— START Input —

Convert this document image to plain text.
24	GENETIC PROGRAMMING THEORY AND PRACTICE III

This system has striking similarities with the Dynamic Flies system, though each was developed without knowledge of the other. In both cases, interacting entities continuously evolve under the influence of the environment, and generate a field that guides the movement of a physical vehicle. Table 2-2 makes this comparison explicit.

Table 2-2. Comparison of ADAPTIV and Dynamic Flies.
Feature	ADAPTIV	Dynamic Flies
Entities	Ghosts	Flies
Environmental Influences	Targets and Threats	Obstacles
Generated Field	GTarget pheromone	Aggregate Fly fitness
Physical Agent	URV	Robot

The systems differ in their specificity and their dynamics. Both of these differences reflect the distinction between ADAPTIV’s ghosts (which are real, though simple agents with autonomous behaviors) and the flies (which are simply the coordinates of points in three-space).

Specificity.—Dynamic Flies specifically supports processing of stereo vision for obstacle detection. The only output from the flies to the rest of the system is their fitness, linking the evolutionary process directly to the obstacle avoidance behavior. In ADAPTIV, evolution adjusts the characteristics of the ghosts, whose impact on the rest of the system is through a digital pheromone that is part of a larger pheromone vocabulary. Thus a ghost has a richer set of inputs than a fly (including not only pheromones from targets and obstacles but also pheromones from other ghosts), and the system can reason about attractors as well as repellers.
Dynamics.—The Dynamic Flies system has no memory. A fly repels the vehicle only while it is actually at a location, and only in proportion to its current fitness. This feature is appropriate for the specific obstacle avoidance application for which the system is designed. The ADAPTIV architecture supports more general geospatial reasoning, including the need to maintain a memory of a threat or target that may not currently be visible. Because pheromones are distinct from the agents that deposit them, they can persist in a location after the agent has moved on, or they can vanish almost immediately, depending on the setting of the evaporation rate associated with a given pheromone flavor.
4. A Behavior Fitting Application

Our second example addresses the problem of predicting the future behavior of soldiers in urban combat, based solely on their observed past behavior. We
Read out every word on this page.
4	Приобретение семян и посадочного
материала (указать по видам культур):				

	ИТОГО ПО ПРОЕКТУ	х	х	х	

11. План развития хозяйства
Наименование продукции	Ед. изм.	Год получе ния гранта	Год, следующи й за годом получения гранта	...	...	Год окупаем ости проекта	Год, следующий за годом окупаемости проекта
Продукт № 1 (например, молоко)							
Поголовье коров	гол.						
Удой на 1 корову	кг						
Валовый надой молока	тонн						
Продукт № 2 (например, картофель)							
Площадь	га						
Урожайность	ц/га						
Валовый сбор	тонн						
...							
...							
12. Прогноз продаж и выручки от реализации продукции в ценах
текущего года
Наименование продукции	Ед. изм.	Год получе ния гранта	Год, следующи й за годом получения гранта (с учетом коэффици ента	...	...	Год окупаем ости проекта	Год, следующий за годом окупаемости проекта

— END Input —

Task to complete:
Identify and extract each line of the listing that contains "следующи".

Exercise result:
Наименование продукции	Ед. изм.	Год получе ния гранта	Год, следующи й за годом получения гранта	...	...	Год окупаем ости проекта	Год, следующий за годом окупаемости проекта
Наименование продукции	Ед. изм.	Год получе ния гранта	Год, следующи й за годом получения гранта (с учетом коэффици ента	...	...	Год окупаем ости проекта	Год, следующий за годом окупаемости проекта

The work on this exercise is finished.